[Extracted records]
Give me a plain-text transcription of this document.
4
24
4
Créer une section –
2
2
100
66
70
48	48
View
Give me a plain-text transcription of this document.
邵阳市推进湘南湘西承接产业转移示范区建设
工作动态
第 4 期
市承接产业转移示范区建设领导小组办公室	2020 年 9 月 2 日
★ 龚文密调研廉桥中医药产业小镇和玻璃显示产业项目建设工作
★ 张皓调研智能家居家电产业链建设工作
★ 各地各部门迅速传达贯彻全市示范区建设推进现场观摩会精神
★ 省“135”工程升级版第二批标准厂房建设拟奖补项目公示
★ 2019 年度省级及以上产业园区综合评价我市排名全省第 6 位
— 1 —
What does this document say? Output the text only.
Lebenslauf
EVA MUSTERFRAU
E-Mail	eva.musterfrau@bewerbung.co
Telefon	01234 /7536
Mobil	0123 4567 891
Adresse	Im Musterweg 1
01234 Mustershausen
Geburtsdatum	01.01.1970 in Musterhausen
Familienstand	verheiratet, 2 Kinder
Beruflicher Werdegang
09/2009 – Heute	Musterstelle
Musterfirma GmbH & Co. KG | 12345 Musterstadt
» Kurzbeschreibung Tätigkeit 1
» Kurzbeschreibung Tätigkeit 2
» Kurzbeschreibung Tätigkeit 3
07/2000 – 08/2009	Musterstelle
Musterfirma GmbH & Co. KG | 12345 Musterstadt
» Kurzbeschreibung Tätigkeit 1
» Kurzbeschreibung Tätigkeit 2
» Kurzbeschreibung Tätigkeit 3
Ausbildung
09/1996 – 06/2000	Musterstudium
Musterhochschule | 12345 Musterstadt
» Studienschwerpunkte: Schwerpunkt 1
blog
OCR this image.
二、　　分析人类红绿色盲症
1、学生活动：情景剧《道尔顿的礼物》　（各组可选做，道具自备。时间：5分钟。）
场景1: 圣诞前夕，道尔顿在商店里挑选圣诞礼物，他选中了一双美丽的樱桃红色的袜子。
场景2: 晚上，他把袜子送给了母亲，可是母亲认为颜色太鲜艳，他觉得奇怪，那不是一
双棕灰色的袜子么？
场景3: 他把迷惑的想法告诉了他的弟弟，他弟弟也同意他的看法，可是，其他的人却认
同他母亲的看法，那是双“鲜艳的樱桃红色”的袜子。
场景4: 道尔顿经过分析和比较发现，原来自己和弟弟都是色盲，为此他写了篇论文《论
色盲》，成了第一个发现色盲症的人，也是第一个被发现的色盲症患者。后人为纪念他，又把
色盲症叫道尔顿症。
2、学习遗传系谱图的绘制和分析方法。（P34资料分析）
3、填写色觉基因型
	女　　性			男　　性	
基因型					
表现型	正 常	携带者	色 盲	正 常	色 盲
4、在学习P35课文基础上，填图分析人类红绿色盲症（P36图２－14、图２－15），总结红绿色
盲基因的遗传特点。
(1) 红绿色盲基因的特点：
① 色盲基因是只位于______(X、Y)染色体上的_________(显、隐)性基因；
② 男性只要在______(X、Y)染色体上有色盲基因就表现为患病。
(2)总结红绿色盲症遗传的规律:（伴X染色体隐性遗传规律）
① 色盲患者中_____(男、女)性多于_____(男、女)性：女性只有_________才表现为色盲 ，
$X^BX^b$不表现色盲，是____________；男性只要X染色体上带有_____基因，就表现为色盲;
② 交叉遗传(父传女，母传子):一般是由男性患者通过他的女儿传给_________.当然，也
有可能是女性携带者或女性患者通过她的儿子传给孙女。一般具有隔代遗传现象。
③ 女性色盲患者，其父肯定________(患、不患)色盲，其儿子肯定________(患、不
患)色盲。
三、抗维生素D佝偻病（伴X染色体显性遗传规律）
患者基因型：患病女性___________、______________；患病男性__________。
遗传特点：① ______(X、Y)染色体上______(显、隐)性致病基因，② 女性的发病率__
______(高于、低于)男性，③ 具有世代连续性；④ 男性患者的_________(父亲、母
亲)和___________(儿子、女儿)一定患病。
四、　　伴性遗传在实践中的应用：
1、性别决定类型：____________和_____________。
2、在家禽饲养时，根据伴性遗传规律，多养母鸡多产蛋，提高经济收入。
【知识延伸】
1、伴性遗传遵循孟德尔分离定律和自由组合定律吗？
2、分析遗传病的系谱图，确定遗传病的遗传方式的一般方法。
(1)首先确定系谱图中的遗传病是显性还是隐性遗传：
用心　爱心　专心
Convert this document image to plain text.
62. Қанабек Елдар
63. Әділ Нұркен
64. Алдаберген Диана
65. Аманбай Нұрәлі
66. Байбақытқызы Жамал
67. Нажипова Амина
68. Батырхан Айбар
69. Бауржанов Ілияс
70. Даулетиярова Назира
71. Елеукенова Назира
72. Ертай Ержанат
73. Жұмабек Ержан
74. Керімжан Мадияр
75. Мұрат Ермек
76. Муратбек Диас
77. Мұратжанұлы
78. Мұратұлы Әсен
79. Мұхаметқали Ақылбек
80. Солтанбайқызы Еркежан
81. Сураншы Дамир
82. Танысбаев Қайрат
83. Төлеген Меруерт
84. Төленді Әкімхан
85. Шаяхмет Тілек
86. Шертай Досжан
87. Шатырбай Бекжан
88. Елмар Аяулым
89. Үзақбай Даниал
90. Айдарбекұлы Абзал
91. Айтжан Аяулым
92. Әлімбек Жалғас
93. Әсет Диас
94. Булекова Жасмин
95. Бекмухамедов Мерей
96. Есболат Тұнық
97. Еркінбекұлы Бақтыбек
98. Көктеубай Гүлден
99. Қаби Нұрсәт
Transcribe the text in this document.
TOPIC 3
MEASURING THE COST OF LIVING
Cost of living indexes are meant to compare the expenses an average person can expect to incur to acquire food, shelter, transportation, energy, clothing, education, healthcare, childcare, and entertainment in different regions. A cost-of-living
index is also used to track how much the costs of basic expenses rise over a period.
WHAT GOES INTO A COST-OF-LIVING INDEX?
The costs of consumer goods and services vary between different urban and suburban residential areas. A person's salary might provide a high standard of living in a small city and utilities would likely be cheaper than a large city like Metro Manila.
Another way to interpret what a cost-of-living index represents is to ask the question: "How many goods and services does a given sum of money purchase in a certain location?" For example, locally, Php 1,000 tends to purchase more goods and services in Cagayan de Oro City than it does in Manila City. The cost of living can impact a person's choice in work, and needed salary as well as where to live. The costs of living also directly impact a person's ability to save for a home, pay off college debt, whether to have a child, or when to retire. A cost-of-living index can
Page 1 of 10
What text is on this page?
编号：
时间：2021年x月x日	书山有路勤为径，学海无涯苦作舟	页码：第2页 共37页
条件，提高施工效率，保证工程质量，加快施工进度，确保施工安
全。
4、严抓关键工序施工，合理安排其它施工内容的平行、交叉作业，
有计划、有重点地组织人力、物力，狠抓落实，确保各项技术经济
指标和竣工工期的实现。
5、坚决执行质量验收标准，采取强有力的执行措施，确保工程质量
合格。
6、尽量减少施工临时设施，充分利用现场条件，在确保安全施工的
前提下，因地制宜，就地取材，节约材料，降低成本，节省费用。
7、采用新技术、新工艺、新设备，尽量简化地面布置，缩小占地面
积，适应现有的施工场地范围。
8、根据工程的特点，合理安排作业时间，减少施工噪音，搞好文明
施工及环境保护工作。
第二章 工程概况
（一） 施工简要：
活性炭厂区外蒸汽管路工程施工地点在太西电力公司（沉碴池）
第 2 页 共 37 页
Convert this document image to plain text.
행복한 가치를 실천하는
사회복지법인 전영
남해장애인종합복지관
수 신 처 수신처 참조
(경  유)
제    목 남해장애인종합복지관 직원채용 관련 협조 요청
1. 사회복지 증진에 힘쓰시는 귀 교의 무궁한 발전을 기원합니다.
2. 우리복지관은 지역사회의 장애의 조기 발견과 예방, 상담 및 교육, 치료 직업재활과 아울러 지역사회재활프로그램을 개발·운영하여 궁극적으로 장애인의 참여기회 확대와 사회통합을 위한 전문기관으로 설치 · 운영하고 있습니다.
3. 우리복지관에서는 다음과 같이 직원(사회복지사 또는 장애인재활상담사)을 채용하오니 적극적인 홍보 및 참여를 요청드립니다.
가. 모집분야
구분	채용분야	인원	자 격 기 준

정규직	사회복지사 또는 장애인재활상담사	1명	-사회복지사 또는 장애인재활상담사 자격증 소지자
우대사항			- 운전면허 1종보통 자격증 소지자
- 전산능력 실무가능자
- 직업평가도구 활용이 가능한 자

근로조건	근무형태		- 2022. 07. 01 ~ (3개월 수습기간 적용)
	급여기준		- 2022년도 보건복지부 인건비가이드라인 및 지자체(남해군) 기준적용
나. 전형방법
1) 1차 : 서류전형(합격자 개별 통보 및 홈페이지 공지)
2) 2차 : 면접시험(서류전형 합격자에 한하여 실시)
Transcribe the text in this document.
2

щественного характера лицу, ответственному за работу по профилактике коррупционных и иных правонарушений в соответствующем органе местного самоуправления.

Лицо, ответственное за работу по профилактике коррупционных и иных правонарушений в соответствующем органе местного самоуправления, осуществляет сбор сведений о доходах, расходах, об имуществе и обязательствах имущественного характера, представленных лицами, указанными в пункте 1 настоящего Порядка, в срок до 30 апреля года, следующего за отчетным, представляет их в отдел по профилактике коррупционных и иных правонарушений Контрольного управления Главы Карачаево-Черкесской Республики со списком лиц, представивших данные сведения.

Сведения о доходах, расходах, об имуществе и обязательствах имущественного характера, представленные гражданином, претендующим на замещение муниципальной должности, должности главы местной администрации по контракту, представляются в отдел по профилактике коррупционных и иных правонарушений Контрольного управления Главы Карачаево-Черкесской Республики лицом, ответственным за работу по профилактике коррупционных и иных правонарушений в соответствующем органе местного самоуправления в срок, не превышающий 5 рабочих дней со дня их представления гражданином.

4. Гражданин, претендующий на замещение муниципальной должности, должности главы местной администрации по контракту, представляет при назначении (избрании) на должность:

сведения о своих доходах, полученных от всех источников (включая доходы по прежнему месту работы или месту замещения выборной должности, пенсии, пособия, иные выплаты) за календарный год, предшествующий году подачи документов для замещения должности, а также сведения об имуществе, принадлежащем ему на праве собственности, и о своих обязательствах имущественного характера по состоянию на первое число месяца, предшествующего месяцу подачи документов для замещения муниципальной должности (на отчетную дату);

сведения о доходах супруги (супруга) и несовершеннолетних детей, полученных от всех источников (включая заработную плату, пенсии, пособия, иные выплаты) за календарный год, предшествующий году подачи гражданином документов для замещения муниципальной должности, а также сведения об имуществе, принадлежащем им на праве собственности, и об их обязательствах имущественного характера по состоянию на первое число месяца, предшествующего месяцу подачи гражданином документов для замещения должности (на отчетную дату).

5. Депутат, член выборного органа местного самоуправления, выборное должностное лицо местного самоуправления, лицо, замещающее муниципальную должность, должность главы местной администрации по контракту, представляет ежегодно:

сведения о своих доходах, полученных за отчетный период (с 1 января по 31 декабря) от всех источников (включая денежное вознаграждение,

• [What you will do]
Extract each line holding the string "서류전형".

• [Answer to this exercise]
1) 1차 : 서류전형(합격자 개별 통보 및 홈페이지 공지)
2) 2차 : 면접시험(서류전형 합격자에 한하여 실시)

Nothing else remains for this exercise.